> [Task goal] Your answer should be one number: the count of lines in these entries that hold the word "this".

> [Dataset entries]
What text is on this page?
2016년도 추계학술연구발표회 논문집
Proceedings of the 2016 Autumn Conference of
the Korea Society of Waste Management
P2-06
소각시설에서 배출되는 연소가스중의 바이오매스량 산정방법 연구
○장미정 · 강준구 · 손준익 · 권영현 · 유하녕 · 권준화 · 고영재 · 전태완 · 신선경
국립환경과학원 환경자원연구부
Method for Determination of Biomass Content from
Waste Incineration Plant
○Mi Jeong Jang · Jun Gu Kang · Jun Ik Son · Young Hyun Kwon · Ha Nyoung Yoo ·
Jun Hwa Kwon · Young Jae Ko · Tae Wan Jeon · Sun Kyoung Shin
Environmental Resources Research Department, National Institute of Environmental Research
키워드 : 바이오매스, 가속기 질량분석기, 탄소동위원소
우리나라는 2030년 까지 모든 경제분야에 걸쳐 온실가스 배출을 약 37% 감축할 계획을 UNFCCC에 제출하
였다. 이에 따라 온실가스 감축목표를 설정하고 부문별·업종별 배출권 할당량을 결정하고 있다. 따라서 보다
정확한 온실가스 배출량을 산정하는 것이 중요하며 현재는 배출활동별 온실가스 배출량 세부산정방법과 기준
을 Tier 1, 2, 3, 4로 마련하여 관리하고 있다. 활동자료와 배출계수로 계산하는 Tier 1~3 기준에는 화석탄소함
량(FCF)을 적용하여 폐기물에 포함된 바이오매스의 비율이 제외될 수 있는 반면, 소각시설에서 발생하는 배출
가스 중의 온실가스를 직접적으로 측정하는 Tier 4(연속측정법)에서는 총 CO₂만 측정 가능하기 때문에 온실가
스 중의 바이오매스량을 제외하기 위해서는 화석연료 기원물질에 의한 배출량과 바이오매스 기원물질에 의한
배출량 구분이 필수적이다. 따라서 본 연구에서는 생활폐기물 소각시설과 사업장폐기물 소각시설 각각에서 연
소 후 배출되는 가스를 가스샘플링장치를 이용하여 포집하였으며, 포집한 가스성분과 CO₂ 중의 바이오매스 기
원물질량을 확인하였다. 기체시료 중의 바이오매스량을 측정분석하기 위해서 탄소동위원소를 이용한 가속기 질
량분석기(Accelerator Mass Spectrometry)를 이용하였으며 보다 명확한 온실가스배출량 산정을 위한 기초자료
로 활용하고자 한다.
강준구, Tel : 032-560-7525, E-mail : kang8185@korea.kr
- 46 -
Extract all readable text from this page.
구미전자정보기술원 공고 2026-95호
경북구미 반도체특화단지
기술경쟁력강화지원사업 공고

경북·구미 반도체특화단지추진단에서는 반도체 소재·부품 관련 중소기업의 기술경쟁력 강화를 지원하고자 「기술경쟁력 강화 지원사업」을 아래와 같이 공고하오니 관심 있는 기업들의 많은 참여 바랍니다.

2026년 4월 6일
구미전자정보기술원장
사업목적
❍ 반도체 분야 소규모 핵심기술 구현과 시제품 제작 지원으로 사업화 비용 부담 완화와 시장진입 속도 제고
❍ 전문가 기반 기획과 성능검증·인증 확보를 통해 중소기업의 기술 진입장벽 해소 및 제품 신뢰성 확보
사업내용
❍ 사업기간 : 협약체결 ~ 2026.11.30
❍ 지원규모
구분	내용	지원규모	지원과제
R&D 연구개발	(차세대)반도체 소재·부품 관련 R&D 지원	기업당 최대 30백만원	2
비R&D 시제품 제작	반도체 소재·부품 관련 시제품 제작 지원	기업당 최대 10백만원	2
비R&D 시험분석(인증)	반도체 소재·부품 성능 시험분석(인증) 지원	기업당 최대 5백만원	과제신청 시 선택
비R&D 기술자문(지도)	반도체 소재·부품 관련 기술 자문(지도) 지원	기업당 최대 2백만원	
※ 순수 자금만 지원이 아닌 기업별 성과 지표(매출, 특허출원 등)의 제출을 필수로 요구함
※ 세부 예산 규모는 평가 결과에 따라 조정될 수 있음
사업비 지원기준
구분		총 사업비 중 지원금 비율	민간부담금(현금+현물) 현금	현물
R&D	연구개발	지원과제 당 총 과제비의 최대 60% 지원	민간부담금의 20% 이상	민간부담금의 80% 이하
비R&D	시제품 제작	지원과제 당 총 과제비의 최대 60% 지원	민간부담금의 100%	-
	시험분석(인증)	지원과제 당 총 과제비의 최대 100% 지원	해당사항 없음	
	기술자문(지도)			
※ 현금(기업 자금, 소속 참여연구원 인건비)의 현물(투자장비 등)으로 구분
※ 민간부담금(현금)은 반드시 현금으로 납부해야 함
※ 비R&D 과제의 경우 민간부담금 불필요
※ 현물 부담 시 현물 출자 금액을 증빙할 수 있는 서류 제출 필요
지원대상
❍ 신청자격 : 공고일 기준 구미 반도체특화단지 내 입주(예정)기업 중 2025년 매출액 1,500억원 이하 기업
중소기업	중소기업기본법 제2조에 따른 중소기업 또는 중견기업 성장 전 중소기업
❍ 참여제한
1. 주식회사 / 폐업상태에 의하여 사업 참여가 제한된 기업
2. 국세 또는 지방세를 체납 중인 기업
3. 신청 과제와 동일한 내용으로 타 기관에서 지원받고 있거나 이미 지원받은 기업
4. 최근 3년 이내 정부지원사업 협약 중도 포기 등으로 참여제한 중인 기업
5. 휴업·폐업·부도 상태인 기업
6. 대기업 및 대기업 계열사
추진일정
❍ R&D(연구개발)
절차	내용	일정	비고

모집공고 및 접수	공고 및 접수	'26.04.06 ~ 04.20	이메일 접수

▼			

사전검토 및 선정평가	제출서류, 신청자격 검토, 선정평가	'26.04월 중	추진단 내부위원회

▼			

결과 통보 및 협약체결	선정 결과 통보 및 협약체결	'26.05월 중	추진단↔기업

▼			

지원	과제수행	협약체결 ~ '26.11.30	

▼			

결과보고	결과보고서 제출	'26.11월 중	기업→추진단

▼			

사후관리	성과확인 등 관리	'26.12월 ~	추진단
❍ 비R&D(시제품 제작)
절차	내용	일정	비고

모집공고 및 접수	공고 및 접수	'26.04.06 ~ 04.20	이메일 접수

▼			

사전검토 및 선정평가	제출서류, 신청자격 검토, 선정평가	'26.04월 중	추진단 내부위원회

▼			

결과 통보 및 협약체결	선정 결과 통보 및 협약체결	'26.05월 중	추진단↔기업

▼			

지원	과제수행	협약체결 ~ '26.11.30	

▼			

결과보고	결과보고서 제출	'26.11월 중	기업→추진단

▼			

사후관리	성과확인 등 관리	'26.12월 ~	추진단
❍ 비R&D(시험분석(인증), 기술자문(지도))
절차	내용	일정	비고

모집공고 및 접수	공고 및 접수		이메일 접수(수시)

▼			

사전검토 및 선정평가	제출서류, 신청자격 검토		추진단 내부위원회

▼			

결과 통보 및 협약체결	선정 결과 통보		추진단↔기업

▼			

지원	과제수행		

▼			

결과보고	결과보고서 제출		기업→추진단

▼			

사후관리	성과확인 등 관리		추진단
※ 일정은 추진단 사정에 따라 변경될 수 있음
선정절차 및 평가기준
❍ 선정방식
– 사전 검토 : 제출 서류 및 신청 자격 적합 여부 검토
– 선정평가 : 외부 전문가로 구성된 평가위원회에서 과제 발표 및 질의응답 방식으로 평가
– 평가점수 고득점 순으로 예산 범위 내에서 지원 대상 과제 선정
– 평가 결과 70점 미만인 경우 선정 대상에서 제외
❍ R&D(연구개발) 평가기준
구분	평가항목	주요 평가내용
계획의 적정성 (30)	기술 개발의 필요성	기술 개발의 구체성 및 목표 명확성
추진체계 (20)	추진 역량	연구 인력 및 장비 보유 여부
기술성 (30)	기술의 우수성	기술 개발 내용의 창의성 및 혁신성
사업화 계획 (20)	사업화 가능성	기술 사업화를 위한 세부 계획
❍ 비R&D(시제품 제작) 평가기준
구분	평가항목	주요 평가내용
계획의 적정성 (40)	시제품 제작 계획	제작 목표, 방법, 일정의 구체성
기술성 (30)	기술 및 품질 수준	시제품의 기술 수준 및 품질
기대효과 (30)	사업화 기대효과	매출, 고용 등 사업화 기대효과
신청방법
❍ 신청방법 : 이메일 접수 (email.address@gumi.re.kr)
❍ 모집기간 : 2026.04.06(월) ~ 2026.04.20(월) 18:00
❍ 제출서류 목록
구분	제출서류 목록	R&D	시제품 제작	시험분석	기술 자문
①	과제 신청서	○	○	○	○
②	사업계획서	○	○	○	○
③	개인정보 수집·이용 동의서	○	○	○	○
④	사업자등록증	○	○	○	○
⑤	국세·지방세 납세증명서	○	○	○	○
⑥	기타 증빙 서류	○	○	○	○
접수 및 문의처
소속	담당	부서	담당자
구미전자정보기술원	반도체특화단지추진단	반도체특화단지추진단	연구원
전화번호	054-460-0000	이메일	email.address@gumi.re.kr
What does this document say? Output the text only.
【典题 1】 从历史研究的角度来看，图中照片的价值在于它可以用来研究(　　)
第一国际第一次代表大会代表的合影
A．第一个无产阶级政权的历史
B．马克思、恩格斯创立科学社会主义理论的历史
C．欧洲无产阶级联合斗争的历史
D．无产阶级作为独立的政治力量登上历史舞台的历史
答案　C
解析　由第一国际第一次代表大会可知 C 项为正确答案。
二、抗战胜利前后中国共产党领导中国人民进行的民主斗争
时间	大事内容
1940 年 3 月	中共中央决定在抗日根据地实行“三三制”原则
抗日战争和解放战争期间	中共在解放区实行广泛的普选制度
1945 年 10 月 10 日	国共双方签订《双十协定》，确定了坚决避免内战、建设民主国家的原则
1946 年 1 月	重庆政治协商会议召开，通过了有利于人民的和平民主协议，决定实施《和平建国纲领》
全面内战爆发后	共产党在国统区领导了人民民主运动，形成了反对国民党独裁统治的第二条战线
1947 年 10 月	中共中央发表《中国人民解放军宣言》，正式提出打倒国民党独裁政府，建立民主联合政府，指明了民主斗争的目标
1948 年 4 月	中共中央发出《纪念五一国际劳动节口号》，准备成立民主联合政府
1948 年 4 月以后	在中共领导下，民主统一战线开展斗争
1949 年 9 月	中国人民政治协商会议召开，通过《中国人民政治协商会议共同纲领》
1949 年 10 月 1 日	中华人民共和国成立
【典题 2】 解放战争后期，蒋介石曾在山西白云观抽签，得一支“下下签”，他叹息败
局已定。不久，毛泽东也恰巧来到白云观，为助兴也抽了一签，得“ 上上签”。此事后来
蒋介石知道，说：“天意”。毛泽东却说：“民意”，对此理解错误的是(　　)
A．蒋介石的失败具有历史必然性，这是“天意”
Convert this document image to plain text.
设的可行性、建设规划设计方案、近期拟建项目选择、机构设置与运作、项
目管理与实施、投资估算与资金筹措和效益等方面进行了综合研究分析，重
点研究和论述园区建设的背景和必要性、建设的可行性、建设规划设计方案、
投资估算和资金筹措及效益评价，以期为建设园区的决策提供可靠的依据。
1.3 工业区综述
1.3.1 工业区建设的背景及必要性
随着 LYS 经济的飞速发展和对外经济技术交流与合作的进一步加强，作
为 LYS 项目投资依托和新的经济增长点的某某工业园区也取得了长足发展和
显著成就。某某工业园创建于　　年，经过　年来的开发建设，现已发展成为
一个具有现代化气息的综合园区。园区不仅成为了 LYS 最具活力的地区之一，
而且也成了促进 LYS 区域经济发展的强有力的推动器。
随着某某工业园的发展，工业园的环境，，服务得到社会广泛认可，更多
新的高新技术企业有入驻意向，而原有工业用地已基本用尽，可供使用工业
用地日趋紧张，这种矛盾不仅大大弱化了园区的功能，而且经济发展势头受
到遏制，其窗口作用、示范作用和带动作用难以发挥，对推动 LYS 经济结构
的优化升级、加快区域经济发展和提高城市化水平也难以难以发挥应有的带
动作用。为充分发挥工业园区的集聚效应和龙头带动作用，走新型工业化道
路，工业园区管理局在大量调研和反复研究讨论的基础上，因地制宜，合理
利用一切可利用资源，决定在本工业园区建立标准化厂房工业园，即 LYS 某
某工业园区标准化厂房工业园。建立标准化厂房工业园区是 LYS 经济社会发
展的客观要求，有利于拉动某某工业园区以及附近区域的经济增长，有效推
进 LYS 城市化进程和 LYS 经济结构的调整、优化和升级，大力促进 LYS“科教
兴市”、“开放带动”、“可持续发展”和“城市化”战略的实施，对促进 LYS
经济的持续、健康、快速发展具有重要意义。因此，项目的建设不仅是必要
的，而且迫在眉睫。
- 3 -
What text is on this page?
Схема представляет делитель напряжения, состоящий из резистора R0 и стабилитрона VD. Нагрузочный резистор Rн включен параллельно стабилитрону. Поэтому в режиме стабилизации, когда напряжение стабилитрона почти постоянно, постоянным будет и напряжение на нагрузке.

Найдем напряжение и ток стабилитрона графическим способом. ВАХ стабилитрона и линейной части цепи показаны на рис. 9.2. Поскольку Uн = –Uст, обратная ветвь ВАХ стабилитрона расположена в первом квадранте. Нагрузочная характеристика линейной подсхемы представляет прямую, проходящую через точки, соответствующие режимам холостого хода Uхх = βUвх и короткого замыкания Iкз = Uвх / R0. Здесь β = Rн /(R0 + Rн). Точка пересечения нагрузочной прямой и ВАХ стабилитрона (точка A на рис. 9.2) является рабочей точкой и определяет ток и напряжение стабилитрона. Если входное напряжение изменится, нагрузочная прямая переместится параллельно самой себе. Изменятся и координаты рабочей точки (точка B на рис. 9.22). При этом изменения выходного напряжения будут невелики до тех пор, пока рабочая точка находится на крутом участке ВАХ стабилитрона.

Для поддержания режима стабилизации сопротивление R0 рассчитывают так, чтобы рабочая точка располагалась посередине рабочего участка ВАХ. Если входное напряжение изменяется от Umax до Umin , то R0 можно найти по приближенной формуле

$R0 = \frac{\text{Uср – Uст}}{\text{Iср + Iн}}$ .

> [Complete response] 5